Data listing
◆ ◆ ◆

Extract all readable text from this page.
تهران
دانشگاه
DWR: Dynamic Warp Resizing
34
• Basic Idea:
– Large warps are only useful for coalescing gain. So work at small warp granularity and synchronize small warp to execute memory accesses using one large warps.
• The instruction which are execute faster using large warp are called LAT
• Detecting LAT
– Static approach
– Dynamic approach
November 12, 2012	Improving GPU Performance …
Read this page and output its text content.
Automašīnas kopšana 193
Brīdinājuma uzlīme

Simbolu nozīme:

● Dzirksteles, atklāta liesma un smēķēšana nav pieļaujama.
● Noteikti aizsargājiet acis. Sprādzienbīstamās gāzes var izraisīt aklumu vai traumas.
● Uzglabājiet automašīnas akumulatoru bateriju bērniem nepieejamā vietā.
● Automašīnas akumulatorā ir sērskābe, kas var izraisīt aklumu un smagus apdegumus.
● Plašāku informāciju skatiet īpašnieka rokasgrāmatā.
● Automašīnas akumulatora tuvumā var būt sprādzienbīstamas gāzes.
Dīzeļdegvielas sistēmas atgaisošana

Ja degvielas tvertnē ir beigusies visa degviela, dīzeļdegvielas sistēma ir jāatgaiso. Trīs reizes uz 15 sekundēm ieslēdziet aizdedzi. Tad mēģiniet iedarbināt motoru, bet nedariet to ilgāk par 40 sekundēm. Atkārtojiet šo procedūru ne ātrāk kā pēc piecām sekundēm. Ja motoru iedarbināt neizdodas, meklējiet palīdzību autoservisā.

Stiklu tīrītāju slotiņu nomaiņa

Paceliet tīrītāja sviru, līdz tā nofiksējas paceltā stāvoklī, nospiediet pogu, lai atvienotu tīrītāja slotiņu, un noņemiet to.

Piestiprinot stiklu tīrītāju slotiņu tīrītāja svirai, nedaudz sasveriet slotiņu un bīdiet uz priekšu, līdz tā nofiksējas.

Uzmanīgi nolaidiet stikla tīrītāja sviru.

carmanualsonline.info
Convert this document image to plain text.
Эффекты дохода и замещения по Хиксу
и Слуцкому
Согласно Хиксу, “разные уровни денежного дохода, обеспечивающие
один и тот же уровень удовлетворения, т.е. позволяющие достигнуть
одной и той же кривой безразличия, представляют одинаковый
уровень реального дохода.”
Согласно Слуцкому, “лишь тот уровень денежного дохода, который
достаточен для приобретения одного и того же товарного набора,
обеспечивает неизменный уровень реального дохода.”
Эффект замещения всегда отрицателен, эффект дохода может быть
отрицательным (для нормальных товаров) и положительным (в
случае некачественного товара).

◆ ◆ ◆

**Exercise**
Look through the data above. Find each line with the string "this" and copy it.

**Task result**
Extract all readable text from this page.
Read this page and output its text content.
Convert this document image to plain text.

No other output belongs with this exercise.